Below are some entries. Output each one exactly as it appears.

· · · · · · ·

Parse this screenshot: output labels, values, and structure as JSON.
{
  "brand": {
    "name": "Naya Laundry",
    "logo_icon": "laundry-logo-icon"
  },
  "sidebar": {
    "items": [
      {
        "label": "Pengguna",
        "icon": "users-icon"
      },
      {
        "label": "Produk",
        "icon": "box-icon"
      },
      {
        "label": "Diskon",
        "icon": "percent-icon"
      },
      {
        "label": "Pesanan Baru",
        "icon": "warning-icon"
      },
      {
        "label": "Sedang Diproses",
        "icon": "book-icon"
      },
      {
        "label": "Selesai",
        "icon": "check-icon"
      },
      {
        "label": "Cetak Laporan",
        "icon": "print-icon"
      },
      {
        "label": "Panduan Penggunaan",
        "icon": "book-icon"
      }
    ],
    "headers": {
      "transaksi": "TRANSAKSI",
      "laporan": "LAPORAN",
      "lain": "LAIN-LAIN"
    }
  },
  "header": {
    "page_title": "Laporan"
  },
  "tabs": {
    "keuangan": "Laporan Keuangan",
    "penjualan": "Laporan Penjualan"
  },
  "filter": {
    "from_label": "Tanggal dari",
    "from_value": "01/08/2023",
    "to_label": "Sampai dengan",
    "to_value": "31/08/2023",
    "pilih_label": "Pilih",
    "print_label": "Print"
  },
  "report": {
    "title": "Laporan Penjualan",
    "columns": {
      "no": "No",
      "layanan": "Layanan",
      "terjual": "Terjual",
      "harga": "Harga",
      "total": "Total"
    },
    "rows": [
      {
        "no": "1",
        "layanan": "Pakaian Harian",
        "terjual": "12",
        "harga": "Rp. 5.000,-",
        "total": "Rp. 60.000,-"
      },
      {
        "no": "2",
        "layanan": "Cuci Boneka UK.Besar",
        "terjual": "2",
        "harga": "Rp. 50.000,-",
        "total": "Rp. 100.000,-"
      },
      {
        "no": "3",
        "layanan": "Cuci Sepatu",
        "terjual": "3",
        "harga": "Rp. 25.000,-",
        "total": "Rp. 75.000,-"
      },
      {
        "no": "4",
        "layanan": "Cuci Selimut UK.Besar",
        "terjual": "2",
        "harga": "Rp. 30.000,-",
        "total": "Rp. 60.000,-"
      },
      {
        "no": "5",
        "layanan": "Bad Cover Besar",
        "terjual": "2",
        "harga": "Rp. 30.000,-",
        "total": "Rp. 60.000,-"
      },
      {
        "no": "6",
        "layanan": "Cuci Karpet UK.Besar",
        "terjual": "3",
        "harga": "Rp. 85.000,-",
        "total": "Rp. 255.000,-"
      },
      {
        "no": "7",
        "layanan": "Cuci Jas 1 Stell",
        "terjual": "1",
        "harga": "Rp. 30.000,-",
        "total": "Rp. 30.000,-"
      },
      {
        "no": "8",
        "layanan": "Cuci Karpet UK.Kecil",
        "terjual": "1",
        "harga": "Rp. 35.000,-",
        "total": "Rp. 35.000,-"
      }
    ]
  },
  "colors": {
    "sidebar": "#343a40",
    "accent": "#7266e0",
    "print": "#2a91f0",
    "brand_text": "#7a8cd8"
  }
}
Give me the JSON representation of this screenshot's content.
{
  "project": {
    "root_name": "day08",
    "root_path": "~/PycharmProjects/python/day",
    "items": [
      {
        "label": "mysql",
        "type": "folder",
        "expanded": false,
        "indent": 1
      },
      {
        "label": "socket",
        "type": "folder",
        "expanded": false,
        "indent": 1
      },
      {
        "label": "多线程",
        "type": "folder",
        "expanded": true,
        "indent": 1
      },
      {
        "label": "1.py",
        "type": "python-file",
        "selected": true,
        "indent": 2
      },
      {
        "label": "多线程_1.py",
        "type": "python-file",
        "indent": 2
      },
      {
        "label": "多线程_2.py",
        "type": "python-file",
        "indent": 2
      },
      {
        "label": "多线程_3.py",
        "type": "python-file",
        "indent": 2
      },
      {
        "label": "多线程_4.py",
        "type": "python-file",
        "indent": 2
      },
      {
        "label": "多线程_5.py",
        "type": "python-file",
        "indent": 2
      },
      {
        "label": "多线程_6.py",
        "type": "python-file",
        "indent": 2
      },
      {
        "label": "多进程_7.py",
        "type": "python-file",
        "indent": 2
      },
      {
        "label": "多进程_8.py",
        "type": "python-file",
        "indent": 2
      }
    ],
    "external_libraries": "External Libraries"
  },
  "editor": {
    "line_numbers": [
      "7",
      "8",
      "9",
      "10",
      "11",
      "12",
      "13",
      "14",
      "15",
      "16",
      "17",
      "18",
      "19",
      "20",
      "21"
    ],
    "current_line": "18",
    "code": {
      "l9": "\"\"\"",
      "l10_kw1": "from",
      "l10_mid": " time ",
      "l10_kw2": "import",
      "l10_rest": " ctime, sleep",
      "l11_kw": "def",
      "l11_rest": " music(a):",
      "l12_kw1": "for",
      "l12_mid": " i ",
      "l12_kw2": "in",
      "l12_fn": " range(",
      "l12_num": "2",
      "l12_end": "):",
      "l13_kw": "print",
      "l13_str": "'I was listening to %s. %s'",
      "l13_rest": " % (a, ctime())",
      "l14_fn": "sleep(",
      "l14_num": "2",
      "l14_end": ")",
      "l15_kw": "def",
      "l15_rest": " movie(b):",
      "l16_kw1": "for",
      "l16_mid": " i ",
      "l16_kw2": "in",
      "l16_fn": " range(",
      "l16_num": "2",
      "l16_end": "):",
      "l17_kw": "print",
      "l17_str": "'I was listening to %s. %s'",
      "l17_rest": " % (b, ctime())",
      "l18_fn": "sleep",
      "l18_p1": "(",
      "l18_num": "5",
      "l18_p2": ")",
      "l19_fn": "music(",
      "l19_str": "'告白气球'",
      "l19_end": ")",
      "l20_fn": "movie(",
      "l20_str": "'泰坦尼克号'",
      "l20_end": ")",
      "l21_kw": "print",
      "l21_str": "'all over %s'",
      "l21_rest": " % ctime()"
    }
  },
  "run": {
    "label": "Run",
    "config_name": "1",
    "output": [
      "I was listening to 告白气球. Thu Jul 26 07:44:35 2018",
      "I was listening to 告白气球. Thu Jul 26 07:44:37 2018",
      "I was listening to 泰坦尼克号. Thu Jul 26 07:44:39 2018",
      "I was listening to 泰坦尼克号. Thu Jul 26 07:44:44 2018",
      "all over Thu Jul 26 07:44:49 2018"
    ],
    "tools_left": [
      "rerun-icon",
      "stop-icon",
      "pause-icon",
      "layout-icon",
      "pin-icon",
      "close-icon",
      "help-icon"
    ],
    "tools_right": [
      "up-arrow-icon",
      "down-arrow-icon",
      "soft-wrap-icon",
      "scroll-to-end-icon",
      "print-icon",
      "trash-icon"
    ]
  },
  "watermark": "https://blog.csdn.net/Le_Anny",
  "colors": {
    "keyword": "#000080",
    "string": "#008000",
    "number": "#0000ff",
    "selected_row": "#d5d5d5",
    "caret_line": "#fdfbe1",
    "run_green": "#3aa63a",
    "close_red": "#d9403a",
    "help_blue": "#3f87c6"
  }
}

· · · · · · ·

▶ _RESULT_
Parse this screenshot: output labels, values, and structure as JSON.
{
  "brand": {
    "name": "Naya Laundry",
    "logo_icon": "laundry-logo-icon"
  },
  "sidebar": {
    "items": [
      {
        "label": "Pengguna",
        "icon": "users-icon"
      },
      {
        "label": "Produk",
        "icon": "box-icon"
      },
      {
        "label": "Diskon",
        "icon": "percent-icon"
      },
      {
        "label": "Pesanan Baru",
        "icon": "warning-icon"
      },
      {
        "label": "Sedang Diproses",
        "icon": "book-icon"
      },
      {
        "label": "Selesai",
        "icon": "check-icon"
      },
      {
        "label": "Cetak Laporan",
        "icon": "print-icon"
      },
      {
        "label": "Panduan Penggunaan",
        "icon": "book-icon"
      }
    ],
    "headers": {
      "transaksi": "TRANSAKSI",
      "laporan": "LAPORAN",
      "lain": "LAIN-LAIN"
    }
  },
  "header": {
    "page_title": "Laporan"
  },
  "tabs": {
    "keuangan": "Laporan Keuangan",
    "penjualan": "Laporan Penjualan"
  },
  "filter": {
    "from_label": "Tanggal dari",
    "from_value": "01/08/2023",
    "to_label": "Sampai dengan",
    "to_value": "31/08/2023",
    "pilih_label": "Pilih",
    "print_label": "Print"
  },
  "report": {
    "title": "Laporan Penjualan",
    "columns": {
      "no": "No",
      "layanan": "Layanan",
      "terjual": "Terjual",
      "harga": "Harga",
      "total": "Total"
    },
    "rows": [
      {
        "no": "1",
        "layanan": "Pakaian Harian",
        "terjual": "12",
        "harga": "Rp. 5.000,-",
        "total": "Rp. 60.000,-"
      },
      {
        "no": "2",
        "layanan": "Cuci Boneka UK.Besar",
        "terjual": "2",
        "harga": "Rp. 50.000,-",
        "total": "Rp. 100.000,-"
      },
      {
        "no": "3",
        "layanan": "Cuci Sepatu",
        "terjual": "3",
        "harga": "Rp. 25.000,-",
        "total": "Rp. 75.000,-"
      },
      {
        "no": "4",
        "layanan": "Cuci Selimut UK.Besar",
        "terjual": "2",
        "harga": "Rp. 30.000,-",
        "total": "Rp. 60.000,-"
      },
      {
        "no": "5",
        "layanan": "Bad Cover Besar",
        "terjual": "2",
        "harga": "Rp. 30.000,-",
        "total": "Rp. 60.000,-"
      },
      {
        "no": "6",
        "layanan": "Cuci Karpet UK.Besar",
        "terjual": "3",
        "harga": "Rp. 85.000,-",
        "total": "Rp. 255.000,-"
      },
      {
        "no": "7",
        "layanan": "Cuci Jas 1 Stell",
        "terjual": "1",
        "harga": "Rp. 30.000,-",
        "total": "Rp. 30.000,-"
      },
      {
        "no": "8",
        "layanan": "Cuci Karpet UK.Kecil",
        "terjual": "1",
        "harga": "Rp. 35.000,-",
        "total": "Rp. 35.000,-"
      }
    ]
  },
  "colors": {
    "sidebar": "#343a40",
    "accent": "#7266e0",
    "print": "#2a91f0",
    "brand_text": "#7a8cd8"
  }
}
Give me the JSON representation of this screenshot's content.
{
  "project": {
    "root_name": "day08",
    "root_path": "~/PycharmProjects/python/day",
    "items": [
      {
        "label": "mysql",
        "type": "folder",
        "expanded": false,
        "indent": 1
      },
      {
        "label": "socket",
        "type": "folder",
        "expanded": false,
        "indent": 1
      },
      {
        "label": "多线程",
        "type": "folder",
        "expanded": true,
        "indent": 1
      },
      {
        "label": "1.py",
        "type": "python-file",
        "selected": true,
        "indent": 2
      },
      {
        "label": "多线程_1.py",
        "type": "python-file",
        "indent": 2
      },
      {
        "label": "多线程_2.py",
        "type": "python-file",
        "indent": 2
      },
      {
        "label": "多线程_3.py",
        "type": "python-file",
        "indent": 2
      },
      {
        "label": "多线程_4.py",
        "type": "python-file",
        "indent": 2
      },
      {
        "label": "多线程_5.py",
        "type": "python-file",
        "indent": 2
      },
      {
        "label": "多线程_6.py",
        "type": "python-file",
        "indent": 2
      },
      {
        "label": "多进程_7.py",
        "type": "python-file",
        "indent": 2
      },
      {
        "label": "多进程_8.py",
        "type": "python-file",
        "indent": 2
      }
    ],
    "external_libraries": "External Libraries"
  },
  "editor": {
    "line_numbers": [
      "7",
      "8",
      "9",
      "10",
      "11",
      "12",
      "13",
      "14",
      "15",
      "16",
      "17",
      "18",
      "19",
      "20",
      "21"
    ],
    "current_line": "18",
    "code": {
      "l9": "\"\"\"",
      "l10_kw1": "from",
      "l10_mid": " time ",
      "l10_kw2": "import",
      "l10_rest": " ctime, sleep",
      "l11_kw": "def",
      "l11_rest": " music(a):",
      "l12_kw1": "for",
      "l12_mid": " i ",
      "l12_kw2": "in",
      "l12_fn": " range(",
      "l12_num": "2",
      "l12_end": "):",
      "l13_kw": "print",
      "l13_str": "'I was listening to %s. %s'",
      "l13_rest": " % (a, ctime())",
      "l14_fn": "sleep(",
      "l14_num": "2",
      "l14_end": ")",
      "l15_kw": "def",
      "l15_rest": " movie(b):",
      "l16_kw1": "for",
      "l16_mid": " i ",
      "l16_kw2": "in",
      "l16_fn": " range(",
      "l16_num": "2",
      "l16_end": "):",
      "l17_kw": "print",
      "l17_str": "'I was listening to %s. %s'",
      "l17_rest": " % (b, ctime())",
      "l18_fn": "sleep",
      "l18_p1": "(",
      "l18_num": "5",
      "l18_p2": ")",
      "l19_fn": "music(",
      "l19_str": "'告白气球'",
      "l19_end": ")",
      "l20_fn": "movie(",
      "l20_str": "'泰坦尼克号'",
      "l20_end": ")",
      "l21_kw": "print",
      "l21_str": "'all over %s'",
      "l21_rest": " % ctime()"
    }
  },
  "run": {
    "label": "Run",
    "config_name": "1",
    "output": [
      "I was listening to 告白气球. Thu Jul 26 07:44:35 2018",
      "I was listening to 告白气球. Thu Jul 26 07:44:37 2018",
      "I was listening to 泰坦尼克号. Thu Jul 26 07:44:39 2018",
      "I was listening to 泰坦尼克号. Thu Jul 26 07:44:44 2018",
      "all over Thu Jul 26 07:44:49 2018"
    ],
    "tools_left": [
      "rerun-icon",
      "stop-icon",
      "pause-icon",
      "layout-icon",
      "pin-icon",
      "close-icon",
      "help-icon"
    ],
    "tools_right": [
      "up-arrow-icon",
      "down-arrow-icon",
      "soft-wrap-icon",
      "scroll-to-end-icon",
      "print-icon",
      "trash-icon"
    ]
  },
  "watermark": "https://blog.csdn.net/Le_Anny",
  "colors": {
    "keyword": "#000080",
    "string": "#008000",
    "number": "#0000ff",
    "selected_row": "#d5d5d5",
    "caret_line": "#fdfbe1",
    "run_green": "#3aa63a",
    "close_red": "#d9403a",
    "help_blue": "#3f87c6"
  }
}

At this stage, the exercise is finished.